§ STATED PROBLEM: Copy the data precisely, character for character, and leave out every picture.

§ EXCERPTED DATA:
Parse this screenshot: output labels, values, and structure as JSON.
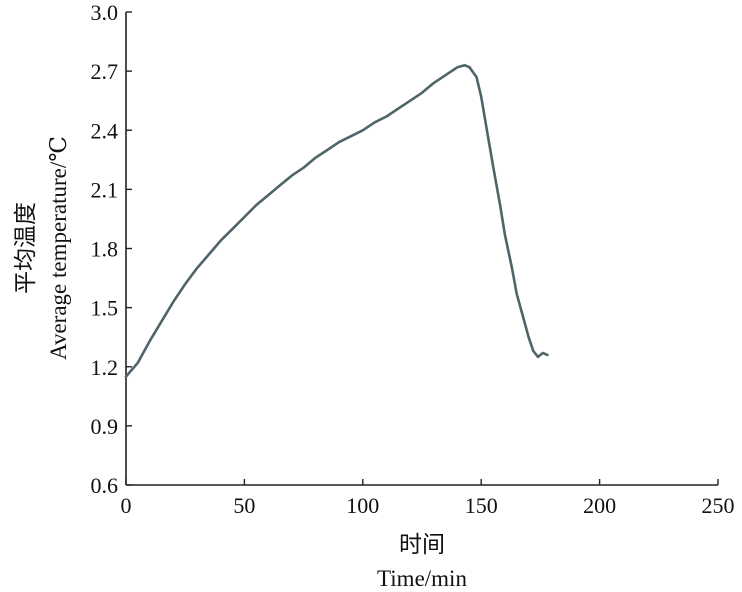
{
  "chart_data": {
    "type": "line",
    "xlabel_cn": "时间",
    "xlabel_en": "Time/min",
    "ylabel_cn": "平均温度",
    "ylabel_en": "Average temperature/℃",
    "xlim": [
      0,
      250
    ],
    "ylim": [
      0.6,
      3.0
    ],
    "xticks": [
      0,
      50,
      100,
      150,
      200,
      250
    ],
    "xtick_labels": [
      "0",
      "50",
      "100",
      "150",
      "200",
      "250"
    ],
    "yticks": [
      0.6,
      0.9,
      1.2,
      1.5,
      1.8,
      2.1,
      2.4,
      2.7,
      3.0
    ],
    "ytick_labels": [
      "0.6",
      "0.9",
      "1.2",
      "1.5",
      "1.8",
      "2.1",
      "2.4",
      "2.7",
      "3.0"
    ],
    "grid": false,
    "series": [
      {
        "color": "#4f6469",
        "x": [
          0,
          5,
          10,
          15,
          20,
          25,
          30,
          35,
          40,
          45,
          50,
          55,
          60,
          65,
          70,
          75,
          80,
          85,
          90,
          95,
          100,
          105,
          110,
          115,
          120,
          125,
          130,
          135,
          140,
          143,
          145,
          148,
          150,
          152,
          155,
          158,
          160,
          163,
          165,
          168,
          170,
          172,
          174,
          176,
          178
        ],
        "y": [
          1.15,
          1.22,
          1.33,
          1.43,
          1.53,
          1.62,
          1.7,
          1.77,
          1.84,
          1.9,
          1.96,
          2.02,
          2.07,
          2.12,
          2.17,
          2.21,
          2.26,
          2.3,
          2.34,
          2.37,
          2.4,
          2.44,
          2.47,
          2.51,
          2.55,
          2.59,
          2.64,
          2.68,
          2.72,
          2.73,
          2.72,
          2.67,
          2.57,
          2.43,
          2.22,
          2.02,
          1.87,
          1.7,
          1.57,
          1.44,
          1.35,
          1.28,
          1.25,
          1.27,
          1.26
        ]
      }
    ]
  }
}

§ ANSWER TO THIS PROBLEM:
Parse this screenshot: output labels, values, and structure as JSON.
{
  "chart_data": {
    "type": "line",
    "xlabel_cn": "时间",
    "xlabel_en": "Time/min",
    "ylabel_cn": "平均温度",
    "ylabel_en": "Average temperature/℃",
    "xlim": [
      0,
      250
    ],
    "ylim": [
      0.6,
      3.0
    ],
    "xticks": [
      0,
      50,
      100,
      150,
      200,
      250
    ],
    "xtick_labels": [
      "0",
      "50",
      "100",
      "150",
      "200",
      "250"
    ],
    "yticks": [
      0.6,
      0.9,
      1.2,
      1.5,
      1.8,
      2.1,
      2.4,
      2.7,
      3.0
    ],
    "ytick_labels": [
      "0.6",
      "0.9",
      "1.2",
      "1.5",
      "1.8",
      "2.1",
      "2.4",
      "2.7",
      "3.0"
    ],
    "grid": false,
    "series": [
      {
        "color": "#4f6469",
        "x": [
          0,
          5,
          10,
          15,
          20,
          25,
          30,
          35,
          40,
          45,
          50,
          55,
          60,
          65,
          70,
          75,
          80,
          85,
          90,
          95,
          100,
          105,
          110,
          115,
          120,
          125,
          130,
          135,
          140,
          143,
          145,
          148,
          150,
          152,
          155,
          158,
          160,
          163,
          165,
          168,
          170,
          172,
          174,
          176,
          178
        ],
        "y": [
          1.15,
          1.22,
          1.33,
          1.43,
          1.53,
          1.62,
          1.7,
          1.77,
          1.84,
          1.9,
          1.96,
          2.02,
          2.07,
          2.12,
          2.17,
          2.21,
          2.26,
          2.3,
          2.34,
          2.37,
          2.4,
          2.44,
          2.47,
          2.51,
          2.55,
          2.59,
          2.64,
          2.68,
          2.72,
          2.73,
          2.72,
          2.67,
          2.57,
          2.43,
          2.22,
          2.02,
          1.87,
          1.7,
          1.57,
          1.44,
          1.35,
          1.28,
          1.25,
          1.27,
          1.26
        ]
      }
    ]
  }
}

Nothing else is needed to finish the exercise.